Data records:
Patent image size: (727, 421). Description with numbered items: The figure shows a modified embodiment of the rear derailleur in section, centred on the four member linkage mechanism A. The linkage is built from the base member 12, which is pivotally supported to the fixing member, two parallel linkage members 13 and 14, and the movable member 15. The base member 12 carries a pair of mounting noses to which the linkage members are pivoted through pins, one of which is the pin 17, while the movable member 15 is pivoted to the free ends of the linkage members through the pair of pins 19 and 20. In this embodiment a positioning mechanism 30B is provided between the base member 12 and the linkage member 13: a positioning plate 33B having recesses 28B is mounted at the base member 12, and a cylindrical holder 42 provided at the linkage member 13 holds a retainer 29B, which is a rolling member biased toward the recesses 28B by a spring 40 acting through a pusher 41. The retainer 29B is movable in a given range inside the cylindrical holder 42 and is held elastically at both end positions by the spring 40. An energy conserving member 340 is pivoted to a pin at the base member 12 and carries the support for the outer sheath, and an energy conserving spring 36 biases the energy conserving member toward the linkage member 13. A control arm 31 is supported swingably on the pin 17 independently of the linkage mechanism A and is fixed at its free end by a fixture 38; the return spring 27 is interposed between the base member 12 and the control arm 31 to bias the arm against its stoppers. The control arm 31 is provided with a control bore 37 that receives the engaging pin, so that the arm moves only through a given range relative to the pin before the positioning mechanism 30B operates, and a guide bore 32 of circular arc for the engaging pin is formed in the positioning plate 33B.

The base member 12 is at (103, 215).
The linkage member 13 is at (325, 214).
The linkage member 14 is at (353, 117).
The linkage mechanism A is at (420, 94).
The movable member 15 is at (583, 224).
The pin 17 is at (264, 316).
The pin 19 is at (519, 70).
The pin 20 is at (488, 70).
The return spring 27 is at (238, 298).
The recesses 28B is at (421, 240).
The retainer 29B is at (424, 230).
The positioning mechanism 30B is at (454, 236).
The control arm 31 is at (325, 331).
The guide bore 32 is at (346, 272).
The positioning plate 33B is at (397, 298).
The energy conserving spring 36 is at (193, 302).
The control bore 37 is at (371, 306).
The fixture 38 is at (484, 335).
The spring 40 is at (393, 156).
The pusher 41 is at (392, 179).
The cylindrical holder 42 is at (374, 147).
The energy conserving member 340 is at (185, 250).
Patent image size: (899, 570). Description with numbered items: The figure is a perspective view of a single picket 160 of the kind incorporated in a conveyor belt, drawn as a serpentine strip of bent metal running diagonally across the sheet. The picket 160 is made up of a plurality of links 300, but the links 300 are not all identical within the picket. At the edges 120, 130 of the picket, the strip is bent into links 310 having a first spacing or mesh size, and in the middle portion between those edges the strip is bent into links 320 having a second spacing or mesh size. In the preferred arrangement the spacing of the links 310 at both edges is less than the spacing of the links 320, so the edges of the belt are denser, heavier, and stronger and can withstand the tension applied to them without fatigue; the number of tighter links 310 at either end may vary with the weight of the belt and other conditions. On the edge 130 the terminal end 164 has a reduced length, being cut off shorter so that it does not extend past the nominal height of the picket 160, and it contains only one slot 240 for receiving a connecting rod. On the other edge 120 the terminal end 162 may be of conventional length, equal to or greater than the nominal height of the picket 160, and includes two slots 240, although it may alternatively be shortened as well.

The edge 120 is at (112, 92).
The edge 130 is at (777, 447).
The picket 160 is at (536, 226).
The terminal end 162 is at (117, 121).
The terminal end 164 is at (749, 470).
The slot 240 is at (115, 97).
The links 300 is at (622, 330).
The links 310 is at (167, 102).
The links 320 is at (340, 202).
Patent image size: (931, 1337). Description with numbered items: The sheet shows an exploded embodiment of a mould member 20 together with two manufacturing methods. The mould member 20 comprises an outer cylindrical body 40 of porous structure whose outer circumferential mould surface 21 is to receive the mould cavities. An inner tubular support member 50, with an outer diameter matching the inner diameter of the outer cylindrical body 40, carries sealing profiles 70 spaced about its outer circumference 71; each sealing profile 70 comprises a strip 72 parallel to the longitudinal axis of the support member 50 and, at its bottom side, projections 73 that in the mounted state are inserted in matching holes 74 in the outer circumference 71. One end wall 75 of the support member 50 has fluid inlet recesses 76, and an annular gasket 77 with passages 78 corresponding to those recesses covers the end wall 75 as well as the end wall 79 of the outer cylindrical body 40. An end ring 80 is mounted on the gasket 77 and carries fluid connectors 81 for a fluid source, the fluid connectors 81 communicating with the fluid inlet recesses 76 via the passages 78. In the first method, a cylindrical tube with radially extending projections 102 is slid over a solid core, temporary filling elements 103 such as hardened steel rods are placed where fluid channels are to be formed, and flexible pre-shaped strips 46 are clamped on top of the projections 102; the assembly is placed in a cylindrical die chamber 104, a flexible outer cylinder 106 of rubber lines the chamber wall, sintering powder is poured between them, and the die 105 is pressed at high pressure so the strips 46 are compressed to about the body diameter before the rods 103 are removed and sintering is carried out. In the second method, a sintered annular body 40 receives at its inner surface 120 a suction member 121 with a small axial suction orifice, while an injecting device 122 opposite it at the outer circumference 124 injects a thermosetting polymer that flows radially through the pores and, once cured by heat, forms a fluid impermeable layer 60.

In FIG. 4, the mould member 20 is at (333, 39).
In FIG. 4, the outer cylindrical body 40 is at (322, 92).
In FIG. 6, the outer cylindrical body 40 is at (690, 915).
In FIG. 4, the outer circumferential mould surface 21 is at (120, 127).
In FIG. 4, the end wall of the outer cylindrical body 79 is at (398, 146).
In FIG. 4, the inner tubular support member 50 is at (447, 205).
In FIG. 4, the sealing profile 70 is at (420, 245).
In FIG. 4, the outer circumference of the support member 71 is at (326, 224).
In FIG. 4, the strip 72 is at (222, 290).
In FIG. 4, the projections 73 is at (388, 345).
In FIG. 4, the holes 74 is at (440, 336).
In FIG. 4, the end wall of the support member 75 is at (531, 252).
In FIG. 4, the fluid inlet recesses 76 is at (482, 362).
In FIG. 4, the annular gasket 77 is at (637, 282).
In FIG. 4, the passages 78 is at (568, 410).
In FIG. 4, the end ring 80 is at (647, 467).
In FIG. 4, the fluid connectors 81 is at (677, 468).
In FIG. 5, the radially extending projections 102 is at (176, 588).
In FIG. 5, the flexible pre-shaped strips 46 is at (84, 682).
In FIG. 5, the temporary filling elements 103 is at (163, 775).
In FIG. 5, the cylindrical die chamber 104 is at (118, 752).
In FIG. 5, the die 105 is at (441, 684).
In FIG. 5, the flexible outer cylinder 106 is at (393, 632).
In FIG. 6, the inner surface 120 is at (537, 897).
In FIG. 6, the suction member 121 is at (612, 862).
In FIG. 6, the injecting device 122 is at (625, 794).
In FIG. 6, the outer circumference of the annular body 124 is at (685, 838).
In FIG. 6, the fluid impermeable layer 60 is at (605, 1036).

-- Written exercise --
Rewrite the data starting at the line containing "Patent image size: (899, 570)." and ending at the line containing "The links 320 is at (340, 202).", swapping "conveyor belt" for "transport belt" and leaving everything else unchanged.

-- Written answer --
Patent image size: (899, 570). Description with numbered items: The figure is a perspective view of a single picket 160 of the kind incorporated in a transport belt, drawn as a serpentine strip of bent metal running diagonally across the sheet. The picket 160 is made up of a plurality of links 300, but the links 300 are not all identical within the picket. At the edges 120, 130 of the picket, the strip is bent into links 310 having a first spacing or mesh size, and in the middle portion between those edges the strip is bent into links 320 having a second spacing or mesh size. In the preferred arrangement the spacing of the links 310 at both edges is less than the spacing of the links 320, so the edges of the belt are denser, heavier, and stronger and can withstand the tension applied to them without fatigue; the number of tighter links 310 at either end may vary with the weight of the belt and other conditions. On the edge 130 the terminal end 164 has a reduced length, being cut off shorter so that it does not extend past the nominal height of the picket 160, and it contains only one slot 240 for receiving a connecting rod. On the other edge 120 the terminal end 162 may be of conventional length, equal to or greater than the nominal height of the picket 160, and includes two slots 240, although it may alternatively be shortened as well.

The edge 120 is at (112, 92).
The edge 130 is at (777, 447).
The picket 160 is at (536, 226).
The terminal end 162 is at (117, 121).
The terminal end 164 is at (749, 470).
The slot 240 is at (115, 97).
The links 300 is at (622, 330).
The links 310 is at (167, 102).
The links 320 is at (340, 202).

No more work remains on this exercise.